** What to produce **
Look through the material below. Copy every line with the string "strike" in it.
--------------------------------
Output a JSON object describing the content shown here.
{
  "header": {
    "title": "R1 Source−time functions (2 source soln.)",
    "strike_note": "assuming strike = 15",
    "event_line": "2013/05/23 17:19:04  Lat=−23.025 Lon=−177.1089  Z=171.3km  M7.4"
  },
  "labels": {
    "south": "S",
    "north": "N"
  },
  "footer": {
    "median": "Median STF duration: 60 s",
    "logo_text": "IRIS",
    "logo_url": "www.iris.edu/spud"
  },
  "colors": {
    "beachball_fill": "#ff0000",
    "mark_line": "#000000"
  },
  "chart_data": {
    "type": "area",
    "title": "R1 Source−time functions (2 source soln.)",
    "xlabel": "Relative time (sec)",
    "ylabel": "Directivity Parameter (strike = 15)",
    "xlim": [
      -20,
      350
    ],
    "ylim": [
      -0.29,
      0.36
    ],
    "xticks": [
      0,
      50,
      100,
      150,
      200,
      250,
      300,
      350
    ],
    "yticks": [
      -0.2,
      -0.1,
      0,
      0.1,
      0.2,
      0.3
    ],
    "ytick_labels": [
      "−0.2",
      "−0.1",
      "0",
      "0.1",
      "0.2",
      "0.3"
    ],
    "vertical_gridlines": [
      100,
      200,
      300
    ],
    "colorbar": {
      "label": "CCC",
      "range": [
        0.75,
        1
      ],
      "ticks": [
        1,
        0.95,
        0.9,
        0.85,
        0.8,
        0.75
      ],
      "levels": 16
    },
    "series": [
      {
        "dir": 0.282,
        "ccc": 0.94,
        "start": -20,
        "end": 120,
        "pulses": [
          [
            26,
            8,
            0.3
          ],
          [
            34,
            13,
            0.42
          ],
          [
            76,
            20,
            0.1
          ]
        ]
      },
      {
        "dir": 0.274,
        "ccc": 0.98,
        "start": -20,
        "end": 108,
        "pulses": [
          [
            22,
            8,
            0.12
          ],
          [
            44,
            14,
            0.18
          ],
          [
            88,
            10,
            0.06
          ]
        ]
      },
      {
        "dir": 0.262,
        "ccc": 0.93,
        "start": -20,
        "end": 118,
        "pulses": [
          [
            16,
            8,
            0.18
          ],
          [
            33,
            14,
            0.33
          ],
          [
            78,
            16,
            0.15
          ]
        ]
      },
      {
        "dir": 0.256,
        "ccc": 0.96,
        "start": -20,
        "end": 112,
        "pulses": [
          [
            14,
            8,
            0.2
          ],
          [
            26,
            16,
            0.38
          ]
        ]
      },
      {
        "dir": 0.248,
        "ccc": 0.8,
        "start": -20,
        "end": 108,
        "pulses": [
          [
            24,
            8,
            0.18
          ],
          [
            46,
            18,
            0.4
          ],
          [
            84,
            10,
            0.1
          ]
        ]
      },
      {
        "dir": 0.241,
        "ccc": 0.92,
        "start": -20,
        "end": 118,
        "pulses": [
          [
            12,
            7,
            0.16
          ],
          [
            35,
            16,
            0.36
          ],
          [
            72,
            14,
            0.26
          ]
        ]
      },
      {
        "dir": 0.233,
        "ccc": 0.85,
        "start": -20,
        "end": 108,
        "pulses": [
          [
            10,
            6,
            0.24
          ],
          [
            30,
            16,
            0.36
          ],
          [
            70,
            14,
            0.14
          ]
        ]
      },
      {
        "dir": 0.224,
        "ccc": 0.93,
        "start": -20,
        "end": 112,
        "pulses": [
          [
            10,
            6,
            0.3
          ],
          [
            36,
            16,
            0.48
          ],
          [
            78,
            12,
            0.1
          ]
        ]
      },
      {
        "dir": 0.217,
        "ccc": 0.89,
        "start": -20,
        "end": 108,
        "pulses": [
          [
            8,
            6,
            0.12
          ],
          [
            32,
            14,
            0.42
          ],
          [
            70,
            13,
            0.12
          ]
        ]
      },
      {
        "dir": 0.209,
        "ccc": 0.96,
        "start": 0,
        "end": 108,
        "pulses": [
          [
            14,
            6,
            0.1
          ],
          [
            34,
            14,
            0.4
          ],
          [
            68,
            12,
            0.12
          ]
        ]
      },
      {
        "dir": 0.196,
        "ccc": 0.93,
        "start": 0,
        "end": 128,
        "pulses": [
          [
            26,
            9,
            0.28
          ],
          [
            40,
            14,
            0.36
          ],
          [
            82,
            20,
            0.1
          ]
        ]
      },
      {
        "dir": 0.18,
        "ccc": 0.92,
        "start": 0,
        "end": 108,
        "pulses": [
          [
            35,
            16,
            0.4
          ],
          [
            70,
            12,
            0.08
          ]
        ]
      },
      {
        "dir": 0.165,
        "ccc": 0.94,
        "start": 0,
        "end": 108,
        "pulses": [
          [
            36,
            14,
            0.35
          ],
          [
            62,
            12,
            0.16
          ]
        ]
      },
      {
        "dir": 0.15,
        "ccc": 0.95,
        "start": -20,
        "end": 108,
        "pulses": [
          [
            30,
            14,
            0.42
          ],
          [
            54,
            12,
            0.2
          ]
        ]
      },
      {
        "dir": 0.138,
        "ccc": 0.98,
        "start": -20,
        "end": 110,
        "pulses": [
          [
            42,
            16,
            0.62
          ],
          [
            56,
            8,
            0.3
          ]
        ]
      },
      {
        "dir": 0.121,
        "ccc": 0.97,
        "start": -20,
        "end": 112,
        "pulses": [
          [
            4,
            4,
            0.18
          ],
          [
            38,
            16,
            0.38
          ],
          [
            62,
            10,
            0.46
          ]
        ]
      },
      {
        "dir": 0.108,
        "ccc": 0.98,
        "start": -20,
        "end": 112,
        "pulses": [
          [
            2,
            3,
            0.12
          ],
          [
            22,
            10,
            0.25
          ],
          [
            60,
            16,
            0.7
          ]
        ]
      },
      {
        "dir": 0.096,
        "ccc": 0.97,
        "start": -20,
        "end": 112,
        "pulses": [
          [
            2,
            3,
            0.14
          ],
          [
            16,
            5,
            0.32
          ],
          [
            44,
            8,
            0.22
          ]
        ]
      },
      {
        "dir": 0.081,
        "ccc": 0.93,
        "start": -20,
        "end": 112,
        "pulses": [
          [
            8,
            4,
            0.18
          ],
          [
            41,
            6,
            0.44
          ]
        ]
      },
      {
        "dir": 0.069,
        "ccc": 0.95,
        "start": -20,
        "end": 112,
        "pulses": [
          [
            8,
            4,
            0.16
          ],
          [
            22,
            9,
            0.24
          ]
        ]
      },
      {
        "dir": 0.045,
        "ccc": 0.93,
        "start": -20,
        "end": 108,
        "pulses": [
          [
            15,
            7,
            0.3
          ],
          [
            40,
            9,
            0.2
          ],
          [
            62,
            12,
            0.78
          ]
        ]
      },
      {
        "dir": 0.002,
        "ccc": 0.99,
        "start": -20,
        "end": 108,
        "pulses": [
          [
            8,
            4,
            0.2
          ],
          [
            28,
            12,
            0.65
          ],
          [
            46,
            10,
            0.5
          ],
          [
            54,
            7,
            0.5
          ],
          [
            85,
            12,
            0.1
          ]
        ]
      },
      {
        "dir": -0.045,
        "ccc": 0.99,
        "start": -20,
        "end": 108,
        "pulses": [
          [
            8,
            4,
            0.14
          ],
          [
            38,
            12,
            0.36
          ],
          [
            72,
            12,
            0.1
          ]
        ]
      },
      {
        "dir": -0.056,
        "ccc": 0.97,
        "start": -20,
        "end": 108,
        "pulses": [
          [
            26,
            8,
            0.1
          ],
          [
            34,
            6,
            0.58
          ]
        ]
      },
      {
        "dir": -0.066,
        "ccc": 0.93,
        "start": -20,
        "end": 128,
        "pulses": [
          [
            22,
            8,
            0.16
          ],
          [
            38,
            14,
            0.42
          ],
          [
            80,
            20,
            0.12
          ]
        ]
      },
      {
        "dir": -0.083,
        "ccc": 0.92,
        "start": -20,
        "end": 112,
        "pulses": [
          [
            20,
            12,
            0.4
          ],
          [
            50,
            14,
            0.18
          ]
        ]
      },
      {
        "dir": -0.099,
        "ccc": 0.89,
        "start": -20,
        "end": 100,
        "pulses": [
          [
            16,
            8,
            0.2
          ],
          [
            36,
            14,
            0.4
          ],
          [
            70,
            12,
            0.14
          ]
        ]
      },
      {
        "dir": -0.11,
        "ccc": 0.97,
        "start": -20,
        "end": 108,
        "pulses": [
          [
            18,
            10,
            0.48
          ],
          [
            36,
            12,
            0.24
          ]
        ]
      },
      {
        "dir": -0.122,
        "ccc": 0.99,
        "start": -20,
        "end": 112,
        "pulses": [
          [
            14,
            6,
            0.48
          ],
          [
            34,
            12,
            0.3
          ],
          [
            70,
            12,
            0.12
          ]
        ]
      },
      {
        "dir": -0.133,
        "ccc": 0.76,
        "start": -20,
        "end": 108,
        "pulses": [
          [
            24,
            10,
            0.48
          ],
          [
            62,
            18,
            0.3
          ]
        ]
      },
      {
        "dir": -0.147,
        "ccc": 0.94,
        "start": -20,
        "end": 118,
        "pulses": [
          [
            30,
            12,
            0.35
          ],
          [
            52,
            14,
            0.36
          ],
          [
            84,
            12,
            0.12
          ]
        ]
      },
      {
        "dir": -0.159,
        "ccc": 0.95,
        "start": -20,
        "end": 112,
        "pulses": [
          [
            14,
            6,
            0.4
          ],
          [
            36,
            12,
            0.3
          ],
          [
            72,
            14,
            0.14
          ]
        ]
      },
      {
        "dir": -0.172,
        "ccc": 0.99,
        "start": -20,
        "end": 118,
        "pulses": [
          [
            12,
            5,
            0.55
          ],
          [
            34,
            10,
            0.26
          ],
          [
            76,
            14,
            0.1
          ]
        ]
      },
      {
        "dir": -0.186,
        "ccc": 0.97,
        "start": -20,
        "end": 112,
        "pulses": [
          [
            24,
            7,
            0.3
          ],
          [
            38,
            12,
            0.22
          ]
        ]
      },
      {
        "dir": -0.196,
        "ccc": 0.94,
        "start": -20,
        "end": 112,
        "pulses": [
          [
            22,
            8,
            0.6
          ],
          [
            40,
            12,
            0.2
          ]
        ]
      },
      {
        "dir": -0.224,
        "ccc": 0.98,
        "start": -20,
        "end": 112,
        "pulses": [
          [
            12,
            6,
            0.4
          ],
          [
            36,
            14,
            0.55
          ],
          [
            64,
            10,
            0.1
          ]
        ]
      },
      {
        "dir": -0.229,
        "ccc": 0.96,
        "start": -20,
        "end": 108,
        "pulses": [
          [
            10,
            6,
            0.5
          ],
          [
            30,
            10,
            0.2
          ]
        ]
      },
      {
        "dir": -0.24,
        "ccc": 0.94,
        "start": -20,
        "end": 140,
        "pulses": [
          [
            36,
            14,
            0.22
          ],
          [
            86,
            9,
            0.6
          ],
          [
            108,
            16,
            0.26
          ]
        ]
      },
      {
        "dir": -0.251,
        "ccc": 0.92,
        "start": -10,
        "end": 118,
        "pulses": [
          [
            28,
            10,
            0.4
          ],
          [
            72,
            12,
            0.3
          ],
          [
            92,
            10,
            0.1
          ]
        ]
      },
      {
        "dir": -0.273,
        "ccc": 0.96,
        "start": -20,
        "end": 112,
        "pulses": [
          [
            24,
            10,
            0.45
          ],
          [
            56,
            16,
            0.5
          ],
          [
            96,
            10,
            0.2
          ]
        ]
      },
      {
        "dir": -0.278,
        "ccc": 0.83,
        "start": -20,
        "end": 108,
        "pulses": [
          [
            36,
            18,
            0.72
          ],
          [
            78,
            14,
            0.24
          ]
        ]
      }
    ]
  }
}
--------------------------------
** Finished task **
    "strike_note": "assuming strike = 15",
    "ylabel": "Directivity Parameter (strike = 15)",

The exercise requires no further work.